[Instructions for the task]:
Repeat the listing in full. Nothing may be added or left out.

[Data supplied]:
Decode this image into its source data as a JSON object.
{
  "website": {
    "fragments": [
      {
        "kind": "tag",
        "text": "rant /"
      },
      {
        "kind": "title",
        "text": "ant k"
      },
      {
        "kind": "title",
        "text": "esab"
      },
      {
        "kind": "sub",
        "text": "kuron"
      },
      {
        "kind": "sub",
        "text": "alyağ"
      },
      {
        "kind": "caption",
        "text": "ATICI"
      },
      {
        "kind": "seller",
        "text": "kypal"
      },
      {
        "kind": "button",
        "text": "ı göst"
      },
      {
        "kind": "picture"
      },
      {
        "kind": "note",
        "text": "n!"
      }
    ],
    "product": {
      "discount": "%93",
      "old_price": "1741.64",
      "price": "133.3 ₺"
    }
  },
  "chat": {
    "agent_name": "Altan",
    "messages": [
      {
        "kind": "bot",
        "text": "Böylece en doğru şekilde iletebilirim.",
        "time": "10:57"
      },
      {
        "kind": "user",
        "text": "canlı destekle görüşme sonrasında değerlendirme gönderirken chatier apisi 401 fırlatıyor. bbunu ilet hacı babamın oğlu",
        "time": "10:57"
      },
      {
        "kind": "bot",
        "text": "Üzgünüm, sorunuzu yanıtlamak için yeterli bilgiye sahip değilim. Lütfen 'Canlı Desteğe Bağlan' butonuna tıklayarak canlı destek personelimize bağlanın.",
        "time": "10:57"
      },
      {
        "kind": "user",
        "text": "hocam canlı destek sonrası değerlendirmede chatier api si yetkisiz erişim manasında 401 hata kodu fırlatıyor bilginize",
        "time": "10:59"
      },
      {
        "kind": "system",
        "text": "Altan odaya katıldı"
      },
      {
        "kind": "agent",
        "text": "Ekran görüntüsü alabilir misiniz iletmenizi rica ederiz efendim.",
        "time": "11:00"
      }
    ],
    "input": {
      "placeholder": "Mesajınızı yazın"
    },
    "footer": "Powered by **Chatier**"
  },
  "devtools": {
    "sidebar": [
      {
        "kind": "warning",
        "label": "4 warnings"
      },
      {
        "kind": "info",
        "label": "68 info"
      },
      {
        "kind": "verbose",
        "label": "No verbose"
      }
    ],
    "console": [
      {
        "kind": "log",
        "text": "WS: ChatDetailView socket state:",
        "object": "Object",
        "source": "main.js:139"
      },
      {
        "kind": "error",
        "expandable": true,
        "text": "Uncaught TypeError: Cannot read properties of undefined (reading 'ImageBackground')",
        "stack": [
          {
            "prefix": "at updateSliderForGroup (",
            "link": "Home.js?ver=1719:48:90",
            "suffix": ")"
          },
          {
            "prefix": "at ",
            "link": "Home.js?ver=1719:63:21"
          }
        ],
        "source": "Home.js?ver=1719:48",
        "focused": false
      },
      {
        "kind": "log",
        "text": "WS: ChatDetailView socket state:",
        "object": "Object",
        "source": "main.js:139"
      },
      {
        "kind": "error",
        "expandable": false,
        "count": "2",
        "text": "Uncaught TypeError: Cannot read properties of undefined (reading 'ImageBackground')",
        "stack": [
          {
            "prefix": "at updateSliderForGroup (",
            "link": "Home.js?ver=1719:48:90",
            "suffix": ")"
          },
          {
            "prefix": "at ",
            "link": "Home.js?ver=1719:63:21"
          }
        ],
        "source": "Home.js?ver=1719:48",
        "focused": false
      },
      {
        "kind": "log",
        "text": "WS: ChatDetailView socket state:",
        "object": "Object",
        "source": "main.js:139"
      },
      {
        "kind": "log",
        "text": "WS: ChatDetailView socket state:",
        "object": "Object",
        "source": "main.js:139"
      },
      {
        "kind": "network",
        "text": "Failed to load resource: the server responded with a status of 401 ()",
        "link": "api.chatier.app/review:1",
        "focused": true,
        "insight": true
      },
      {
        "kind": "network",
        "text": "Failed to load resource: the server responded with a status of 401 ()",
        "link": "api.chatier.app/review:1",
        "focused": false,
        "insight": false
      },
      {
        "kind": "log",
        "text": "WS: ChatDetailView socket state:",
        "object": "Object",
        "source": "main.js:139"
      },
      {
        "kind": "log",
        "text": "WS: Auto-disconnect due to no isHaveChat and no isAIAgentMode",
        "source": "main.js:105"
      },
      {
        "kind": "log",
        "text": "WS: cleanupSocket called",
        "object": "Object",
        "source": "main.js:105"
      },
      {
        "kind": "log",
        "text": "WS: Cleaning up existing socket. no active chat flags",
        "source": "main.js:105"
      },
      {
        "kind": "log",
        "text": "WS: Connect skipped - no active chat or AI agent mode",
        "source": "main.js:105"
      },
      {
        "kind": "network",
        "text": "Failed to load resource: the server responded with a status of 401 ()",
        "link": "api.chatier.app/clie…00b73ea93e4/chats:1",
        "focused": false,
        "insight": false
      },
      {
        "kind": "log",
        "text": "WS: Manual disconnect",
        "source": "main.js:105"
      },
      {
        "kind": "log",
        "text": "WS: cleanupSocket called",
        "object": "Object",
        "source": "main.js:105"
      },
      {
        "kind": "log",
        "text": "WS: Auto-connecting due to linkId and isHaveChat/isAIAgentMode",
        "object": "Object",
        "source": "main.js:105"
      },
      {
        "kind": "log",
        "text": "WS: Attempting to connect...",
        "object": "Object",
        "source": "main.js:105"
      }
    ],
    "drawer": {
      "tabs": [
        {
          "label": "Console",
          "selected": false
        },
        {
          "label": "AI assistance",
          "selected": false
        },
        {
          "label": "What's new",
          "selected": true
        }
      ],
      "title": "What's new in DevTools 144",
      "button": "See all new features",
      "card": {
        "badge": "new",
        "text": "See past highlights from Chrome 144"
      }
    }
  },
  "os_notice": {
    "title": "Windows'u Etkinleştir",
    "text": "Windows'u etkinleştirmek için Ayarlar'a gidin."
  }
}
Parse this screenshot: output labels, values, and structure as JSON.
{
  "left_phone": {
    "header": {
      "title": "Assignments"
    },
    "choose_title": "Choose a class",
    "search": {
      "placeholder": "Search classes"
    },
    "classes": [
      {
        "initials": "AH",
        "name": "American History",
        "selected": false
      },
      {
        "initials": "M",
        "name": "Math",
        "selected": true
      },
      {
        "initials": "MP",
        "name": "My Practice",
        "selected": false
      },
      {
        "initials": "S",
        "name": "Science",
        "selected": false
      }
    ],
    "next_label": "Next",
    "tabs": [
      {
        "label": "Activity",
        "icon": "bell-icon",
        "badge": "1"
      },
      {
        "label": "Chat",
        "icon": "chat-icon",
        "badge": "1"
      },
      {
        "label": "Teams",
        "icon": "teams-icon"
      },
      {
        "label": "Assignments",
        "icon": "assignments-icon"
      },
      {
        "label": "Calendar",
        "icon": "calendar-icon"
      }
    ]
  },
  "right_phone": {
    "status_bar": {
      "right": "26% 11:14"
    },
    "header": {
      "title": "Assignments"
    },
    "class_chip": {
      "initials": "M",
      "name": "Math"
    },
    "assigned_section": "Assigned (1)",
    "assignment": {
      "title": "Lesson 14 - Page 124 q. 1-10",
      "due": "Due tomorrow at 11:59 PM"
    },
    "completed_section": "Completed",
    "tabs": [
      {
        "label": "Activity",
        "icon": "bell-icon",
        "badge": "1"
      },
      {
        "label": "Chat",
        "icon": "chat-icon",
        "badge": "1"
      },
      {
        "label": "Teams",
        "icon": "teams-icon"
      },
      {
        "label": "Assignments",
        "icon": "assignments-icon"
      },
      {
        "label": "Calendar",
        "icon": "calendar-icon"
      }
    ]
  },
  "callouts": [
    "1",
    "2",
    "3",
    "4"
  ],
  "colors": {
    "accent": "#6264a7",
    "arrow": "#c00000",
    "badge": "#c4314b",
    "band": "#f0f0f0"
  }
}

[Output of the task]:
Decode this image into its source data as a JSON object.
{
  "website": {
    "fragments": [
      {
        "kind": "tag",
        "text": "rant /"
      },
      {
        "kind": "title",
        "text": "ant k"
      },
      {
        "kind": "title",
        "text": "esab"
      },
      {
        "kind": "sub",
        "text": "kuron"
      },
      {
        "kind": "sub",
        "text": "alyağ"
      },
      {
        "kind": "caption",
        "text": "ATICI"
      },
      {
        "kind": "seller",
        "text": "kypal"
      },
      {
        "kind": "button",
        "text": "ı göst"
      },
      {
        "kind": "picture"
      },
      {
        "kind": "note",
        "text": "n!"
      }
    ],
    "product": {
      "discount": "%93",
      "old_price": "1741.64",
      "price": "133.3 ₺"
    }
  },
  "chat": {
    "agent_name": "Altan",
    "messages": [
      {
        "kind": "bot",
        "text": "Böylece en doğru şekilde iletebilirim.",
        "time": "10:57"
      },
      {
        "kind": "user",
        "text": "canlı destekle görüşme sonrasında değerlendirme gönderirken chatier apisi 401 fırlatıyor. bbunu ilet hacı babamın oğlu",
        "time": "10:57"
      },
      {
        "kind": "bot",
        "text": "Üzgünüm, sorunuzu yanıtlamak için yeterli bilgiye sahip değilim. Lütfen 'Canlı Desteğe Bağlan' butonuna tıklayarak canlı destek personelimize bağlanın.",
        "time": "10:57"
      },
      {
        "kind": "user",
        "text": "hocam canlı destek sonrası değerlendirmede chatier api si yetkisiz erişim manasında 401 hata kodu fırlatıyor bilginize",
        "time": "10:59"
      },
      {
        "kind": "system",
        "text": "Altan odaya katıldı"
      },
      {
        "kind": "agent",
        "text": "Ekran görüntüsü alabilir misiniz iletmenizi rica ederiz efendim.",
        "time": "11:00"
      }
    ],
    "input": {
      "placeholder": "Mesajınızı yazın"
    },
    "footer": "Powered by **Chatier**"
  },
  "devtools": {
    "sidebar": [
      {
        "kind": "warning",
        "label": "4 warnings"
      },
      {
        "kind": "info",
        "label": "68 info"
      },
      {
        "kind": "verbose",
        "label": "No verbose"
      }
    ],
    "console": [
      {
        "kind": "log",
        "text": "WS: ChatDetailView socket state:",
        "object": "Object",
        "source": "main.js:139"
      },
      {
        "kind": "error",
        "expandable": true,
        "text": "Uncaught TypeError: Cannot read properties of undefined (reading 'ImageBackground')",
        "stack": [
          {
            "prefix": "at updateSliderForGroup (",
            "link": "Home.js?ver=1719:48:90",
            "suffix": ")"
          },
          {
            "prefix": "at ",
            "link": "Home.js?ver=1719:63:21"
          }
        ],
        "source": "Home.js?ver=1719:48",
        "focused": false
      },
      {
        "kind": "log",
        "text": "WS: ChatDetailView socket state:",
        "object": "Object",
        "source": "main.js:139"
      },
      {
        "kind": "error",
        "expandable": false,
        "count": "2",
        "text": "Uncaught TypeError: Cannot read properties of undefined (reading 'ImageBackground')",
        "stack": [
          {
            "prefix": "at updateSliderForGroup (",
            "link": "Home.js?ver=1719:48:90",
            "suffix": ")"
          },
          {
            "prefix": "at ",
            "link": "Home.js?ver=1719:63:21"
          }
        ],
        "source": "Home.js?ver=1719:48",
        "focused": false
      },
      {
        "kind": "log",
        "text": "WS: ChatDetailView socket state:",
        "object": "Object",
        "source": "main.js:139"
      },
      {
        "kind": "log",
        "text": "WS: ChatDetailView socket state:",
        "object": "Object",
        "source": "main.js:139"
      },
      {
        "kind": "network",
        "text": "Failed to load resource: the server responded with a status of 401 ()",
        "link": "api.chatier.app/review:1",
        "focused": true,
        "insight": true
      },
      {
        "kind": "network",
        "text": "Failed to load resource: the server responded with a status of 401 ()",
        "link": "api.chatier.app/review:1",
        "focused": false,
        "insight": false
      },
      {
        "kind": "log",
        "text": "WS: ChatDetailView socket state:",
        "object": "Object",
        "source": "main.js:139"
      },
      {
        "kind": "log",
        "text": "WS: Auto-disconnect due to no isHaveChat and no isAIAgentMode",
        "source": "main.js:105"
      },
      {
        "kind": "log",
        "text": "WS: cleanupSocket called",
        "object": "Object",
        "source": "main.js:105"
      },
      {
        "kind": "log",
        "text": "WS: Cleaning up existing socket. no active chat flags",
        "source": "main.js:105"
      },
      {
        "kind": "log",
        "text": "WS: Connect skipped - no active chat or AI agent mode",
        "source": "main.js:105"
      },
      {
        "kind": "network",
        "text": "Failed to load resource: the server responded with a status of 401 ()",
        "link": "api.chatier.app/clie…00b73ea93e4/chats:1",
        "focused": false,
        "insight": false
      },
      {
        "kind": "log",
        "text": "WS: Manual disconnect",
        "source": "main.js:105"
      },
      {
        "kind": "log",
        "text": "WS: cleanupSocket called",
        "object": "Object",
        "source": "main.js:105"
      },
      {
        "kind": "log",
        "text": "WS: Auto-connecting due to linkId and isHaveChat/isAIAgentMode",
        "object": "Object",
        "source": "main.js:105"
      },
      {
        "kind": "log",
        "text": "WS: Attempting to connect...",
        "object": "Object",
        "source": "main.js:105"
      }
    ],
    "drawer": {
      "tabs": [
        {
          "label": "Console",
          "selected": false
        },
        {
          "label": "AI assistance",
          "selected": false
        },
        {
          "label": "What's new",
          "selected": true
        }
      ],
      "title": "What's new in DevTools 144",
      "button": "See all new features",
      "card": {
        "badge": "new",
        "text": "See past highlights from Chrome 144"
      }
    }
  },
  "os_notice": {
    "title": "Windows'u Etkinleştir",
    "text": "Windows'u etkinleştirmek için Ayarlar'a gidin."
  }
}
Parse this screenshot: output labels, values, and structure as JSON.
{
  "left_phone": {
    "header": {
      "title": "Assignments"
    },
    "choose_title": "Choose a class",
    "search": {
      "placeholder": "Search classes"
    },
    "classes": [
      {
        "initials": "AH",
        "name": "American History",
        "selected": false
      },
      {
        "initials": "M",
        "name": "Math",
        "selected": true
      },
      {
        "initials": "MP",
        "name": "My Practice",
        "selected": false
      },
      {
        "initials": "S",
        "name": "Science",
        "selected": false
      }
    ],
    "next_label": "Next",
    "tabs": [
      {
        "label": "Activity",
        "icon": "bell-icon",
        "badge": "1"
      },
      {
        "label": "Chat",
        "icon": "chat-icon",
        "badge": "1"
      },
      {
        "label": "Teams",
        "icon": "teams-icon"
      },
      {
        "label": "Assignments",
        "icon": "assignments-icon"
      },
      {
        "label": "Calendar",
        "icon": "calendar-icon"
      }
    ]
  },
  "right_phone": {
    "status_bar": {
      "right": "26% 11:14"
    },
    "header": {
      "title": "Assignments"
    },
    "class_chip": {
      "initials": "M",
      "name": "Math"
    },
    "assigned_section": "Assigned (1)",
    "assignment": {
      "title": "Lesson 14 - Page 124 q. 1-10",
      "due": "Due tomorrow at 11:59 PM"
    },
    "completed_section": "Completed",
    "tabs": [
      {
        "label": "Activity",
        "icon": "bell-icon",
        "badge": "1"
      },
      {
        "label": "Chat",
        "icon": "chat-icon",
        "badge": "1"
      },
      {
        "label": "Teams",
        "icon": "teams-icon"
      },
      {
        "label": "Assignments",
        "icon": "assignments-icon"
      },
      {
        "label": "Calendar",
        "icon": "calendar-icon"
      }
    ]
  },
  "callouts": [
    "1",
    "2",
    "3",
    "4"
  ],
  "colors": {
    "accent": "#6264a7",
    "arrow": "#c00000",
    "badge": "#c4314b",
    "band": "#f0f0f0"
  }
}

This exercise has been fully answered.